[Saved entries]

******

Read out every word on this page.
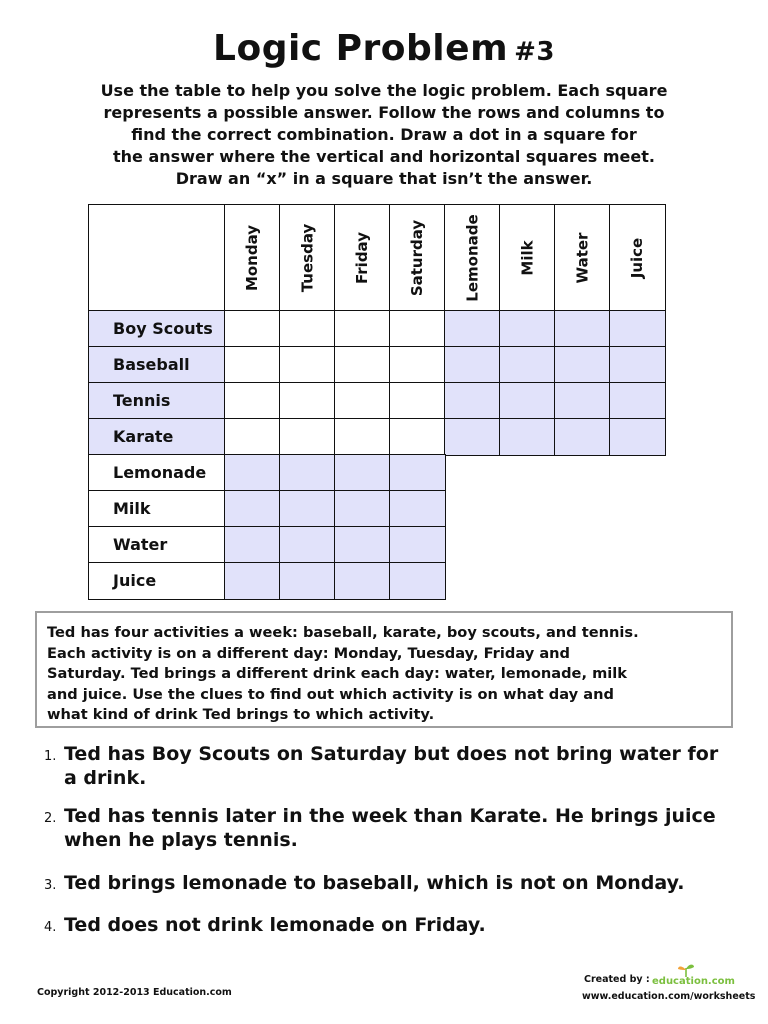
Logic Problem #3
Use the table to help you solve the logic problem. Each square
represents a possible answer. Follow the rows and columns to
find the correct combination. Draw a dot in a square for
the answer where the vertical and horizontal squares meet.
Draw an “x” in a square that isn’t the answer.
Monday Tuesday Friday Saturday Lemonade Milk Water Juice
Boy Scouts
Baseball
Tennis
Karate
Lemonade
Milk
Water
Juice
Ted has four activities a week: baseball, karate, boy scouts, and tennis.
Each activity is on a different day: Monday, Tuesday, Friday and
Saturday. Ted brings a different drink each day: water, lemonade, milk
and juice. Use the clues to find out which activity is on what day and
what kind of drink Ted brings to which activity.
1. Ted has Boy Scouts on Saturday but does not bring water for
a drink.
2. Ted has tennis later in the week than Karate. He brings juice
when he plays tennis.
3. Ted brings lemonade to baseball, which is not on Monday.
4. Ted does not drink lemonade on Friday.
Copyright 2012-2013 Education.com
Created by : education.com
www.education.com/worksheets
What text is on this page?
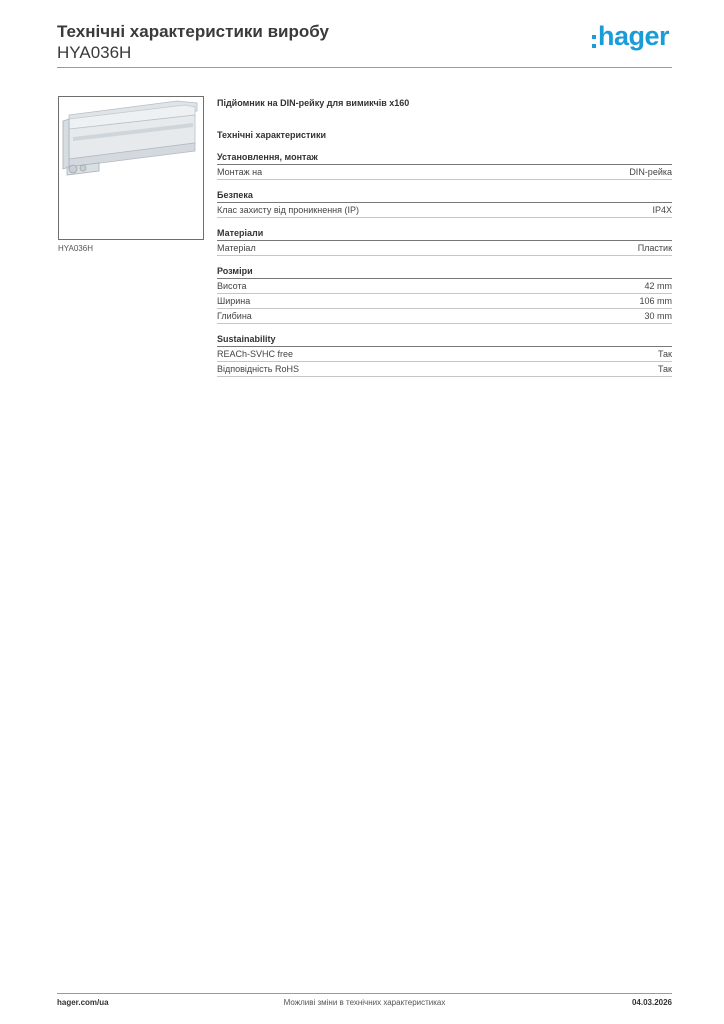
Технічні характеристики виробу
HYA036H
hager
HYA036H
Підйомник на DIN-рейку для вимикчів x160
Технічні характеристики
Установлення, монтаж
Монтаж на	DIN-рейка
Безпека
Клас захисту від проникнення (IP)	IP4X
Матеріали
Матеріал	Пластик
Розміри
Висота	42 mm
Ширина	106 mm
Глибина	30 mm
Sustainability
REACh-SVHC free	Так
Відповідність RoHS	Так
Можливі зміни в технічних характеристиках
hager.com/ua	04.03.2026
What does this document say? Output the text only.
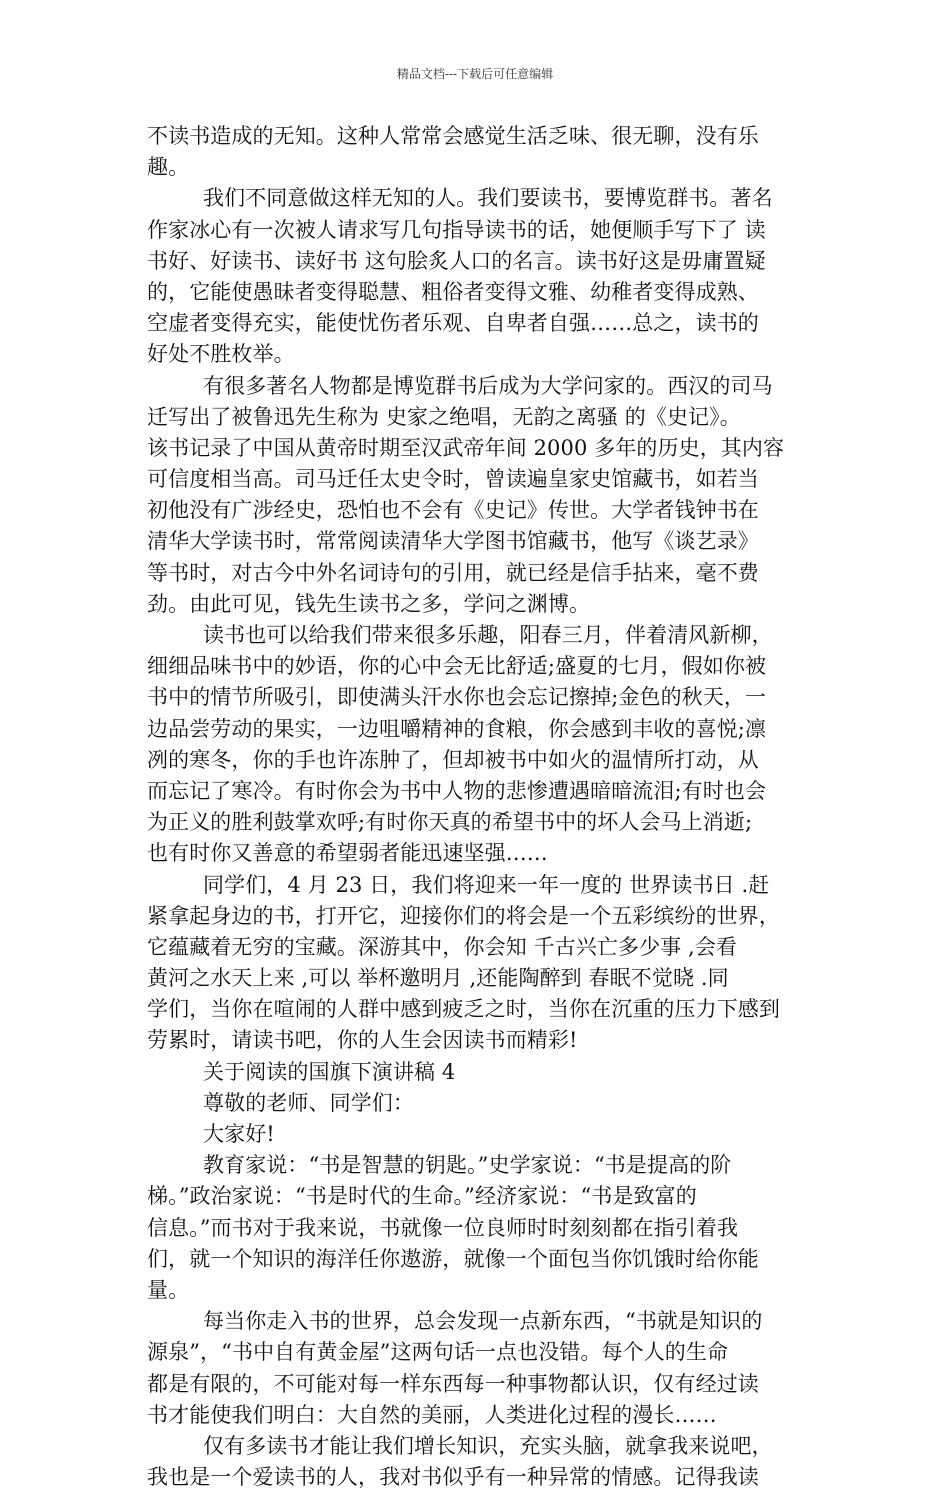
精品文档---下载后可任意编辑
不读书造成的无知。这种人常常会感觉生活乏味、很无聊，没有乐
趣。
我们不同意做这样无知的人。我们要读书，要博览群书。著名
作家冰心有一次被人请求写几句指导读书的话，她便顺手写下了 读
书好、好读书、读好书 这句脍炙人口的名言。读书好这是毋庸置疑
的，它能使愚昧者变得聪慧、粗俗者变得文雅、幼稚者变得成熟、
空虚者变得充实，能使忧伤者乐观、自卑者自强……总之，读书的
好处不胜枚举。
有很多著名人物都是博览群书后成为大学问家的。西汉的司马
迁写出了被鲁迅先生称为 史家之绝唱，无韵之离骚 的《史记》。
该书记录了中国从黄帝时期至汉武帝年间 2000 多年的历史，其内容
可信度相当高。司马迁任太史令时，曾读遍皇家史馆藏书，如若当
初他没有广涉经史，恐怕也不会有《史记》传世。大学者钱钟书在
清华大学读书时，常常阅读清华大学图书馆藏书，他写《谈艺录》
等书时，对古今中外名词诗句的引用，就已经是信手拈来，毫不费
劲。由此可见，钱先生读书之多，学问之渊博。
读书也可以给我们带来很多乐趣，阳春三月，伴着清风新柳，
细细品味书中的妙语，你的心中会无比舒适;盛夏的七月，假如你被
书中的情节所吸引，即使满头汗水你也会忘记擦掉;金色的秋天，一
边品尝劳动的果实，一边咀嚼精神的食粮，你会感到丰收的喜悦;凛
冽的寒冬，你的手也许冻肿了，但却被书中如火的温情所打动，从
而忘记了寒冷。有时你会为书中人物的悲惨遭遇暗暗流泪;有时也会
为正义的胜利鼓掌欢呼;有时你天真的希望书中的坏人会马上消逝;
也有时你又善意的希望弱者能迅速坚强……
同学们，4 月 23 日，我们将迎来一年一度的 世界读书日 .赶
紧拿起身边的书，打开它，迎接你们的将会是一个五彩缤纷的世界，
它蕴藏着无穷的宝藏。深游其中，你会知 千古兴亡多少事 ,会看
黄河之水天上来 ,可以 举杯邀明月 ,还能陶醉到 春眠不觉晓 .同
学们，当你在喧闹的人群中感到疲乏之时，当你在沉重的压力下感到
劳累时，请读书吧，你的人生会因读书而精彩!
关于阅读的国旗下演讲稿 4
尊敬的老师、同学们：
大家好!
教育家说：“书是智慧的钥匙。”史学家说：“书是提高的阶
梯。”政治家说：“书是时代的生命。”经济家说：“书是致富的
信息。”而书对于我来说，书就像一位良师时时刻刻都在指引着我
们，就一个知识的海洋任你遨游，就像一个面包当你饥饿时给你能
量。
每当你走入书的世界，总会发现一点新东西，“书就是知识的
源泉”，“书中自有黄金屋”这两句话一点也没错。每个人的生命
都是有限的，不可能对每一样东西每一种事物都认识，仅有经过读
书才能使我们明白：大自然的美丽，人类进化过程的漫长……
仅有多读书才能让我们增长知识，充实头脑，就拿我来说吧，
我也是一个爱读书的人，我对书似乎有一种异常的情感。记得我读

******

■ Stated task:
The records above need to be restated word for word, with the pictures left out.

■ Result of the task:
Read out every word on this page.
Logic Problem #3
Use the table to help you solve the logic problem. Each square
represents a possible answer. Follow the rows and columns to
find the correct combination. Draw a dot in a square for
the answer where the vertical and horizontal squares meet.
Draw an “x” in a square that isn’t the answer.
Monday Tuesday Friday Saturday Lemonade Milk Water Juice
Boy Scouts
Baseball
Tennis
Karate
Lemonade
Milk
Water
Juice
Ted has four activities a week: baseball, karate, boy scouts, and tennis.
Each activity is on a different day: Monday, Tuesday, Friday and
Saturday. Ted brings a different drink each day: water, lemonade, milk
and juice. Use the clues to find out which activity is on what day and
what kind of drink Ted brings to which activity.
1. Ted has Boy Scouts on Saturday but does not bring water for
a drink.
2. Ted has tennis later in the week than Karate. He brings juice
when he plays tennis.
3. Ted brings lemonade to baseball, which is not on Monday.
4. Ted does not drink lemonade on Friday.
Copyright 2012-2013 Education.com
Created by : education.com
www.education.com/worksheets
What text is on this page?
Технічні характеристики виробу
HYA036H
hager
HYA036H
Підйомник на DIN-рейку для вимикчів x160
Технічні характеристики
Установлення, монтаж
Монтаж на	DIN-рейка
Безпека
Клас захисту від проникнення (IP)	IP4X
Матеріали
Матеріал	Пластик
Розміри
Висота	42 mm
Ширина	106 mm
Глибина	30 mm
Sustainability
REACh-SVHC free	Так
Відповідність RoHS	Так
Можливі зміни в технічних характеристиках
hager.com/ua	04.03.2026
What does this document say? Output the text only.
精品文档---下载后可任意编辑
不读书造成的无知。这种人常常会感觉生活乏味、很无聊，没有乐
趣。
我们不同意做这样无知的人。我们要读书，要博览群书。著名
作家冰心有一次被人请求写几句指导读书的话，她便顺手写下了 读
书好、好读书、读好书 这句脍炙人口的名言。读书好这是毋庸置疑
的，它能使愚昧者变得聪慧、粗俗者变得文雅、幼稚者变得成熟、
空虚者变得充实，能使忧伤者乐观、自卑者自强……总之，读书的
好处不胜枚举。
有很多著名人物都是博览群书后成为大学问家的。西汉的司马
迁写出了被鲁迅先生称为 史家之绝唱，无韵之离骚 的《史记》。
该书记录了中国从黄帝时期至汉武帝年间 2000 多年的历史，其内容
可信度相当高。司马迁任太史令时，曾读遍皇家史馆藏书，如若当
初他没有广涉经史，恐怕也不会有《史记》传世。大学者钱钟书在
清华大学读书时，常常阅读清华大学图书馆藏书，他写《谈艺录》
等书时，对古今中外名词诗句的引用，就已经是信手拈来，毫不费
劲。由此可见，钱先生读书之多，学问之渊博。
读书也可以给我们带来很多乐趣，阳春三月，伴着清风新柳，
细细品味书中的妙语，你的心中会无比舒适;盛夏的七月，假如你被
书中的情节所吸引，即使满头汗水你也会忘记擦掉;金色的秋天，一
边品尝劳动的果实，一边咀嚼精神的食粮，你会感到丰收的喜悦;凛
冽的寒冬，你的手也许冻肿了，但却被书中如火的温情所打动，从
而忘记了寒冷。有时你会为书中人物的悲惨遭遇暗暗流泪;有时也会
为正义的胜利鼓掌欢呼;有时你天真的希望书中的坏人会马上消逝;
也有时你又善意的希望弱者能迅速坚强……
同学们，4 月 23 日，我们将迎来一年一度的 世界读书日 .赶
紧拿起身边的书，打开它，迎接你们的将会是一个五彩缤纷的世界，
它蕴藏着无穷的宝藏。深游其中，你会知 千古兴亡多少事 ,会看
黄河之水天上来 ,可以 举杯邀明月 ,还能陶醉到 春眠不觉晓 .同
学们，当你在喧闹的人群中感到疲乏之时，当你在沉重的压力下感到
劳累时，请读书吧，你的人生会因读书而精彩!
关于阅读的国旗下演讲稿 4
尊敬的老师、同学们：
大家好!
教育家说：“书是智慧的钥匙。”史学家说：“书是提高的阶
梯。”政治家说：“书是时代的生命。”经济家说：“书是致富的
信息。”而书对于我来说，书就像一位良师时时刻刻都在指引着我
们，就一个知识的海洋任你遨游，就像一个面包当你饥饿时给你能
量。
每当你走入书的世界，总会发现一点新东西，“书就是知识的
源泉”，“书中自有黄金屋”这两句话一点也没错。每个人的生命
都是有限的，不可能对每一样东西每一种事物都认识，仅有经过读
书才能使我们明白：大自然的美丽，人类进化过程的漫长……
仅有多读书才能让我们增长知识，充实头脑，就拿我来说吧，
我也是一个爱读书的人，我对书似乎有一种异常的情感。记得我读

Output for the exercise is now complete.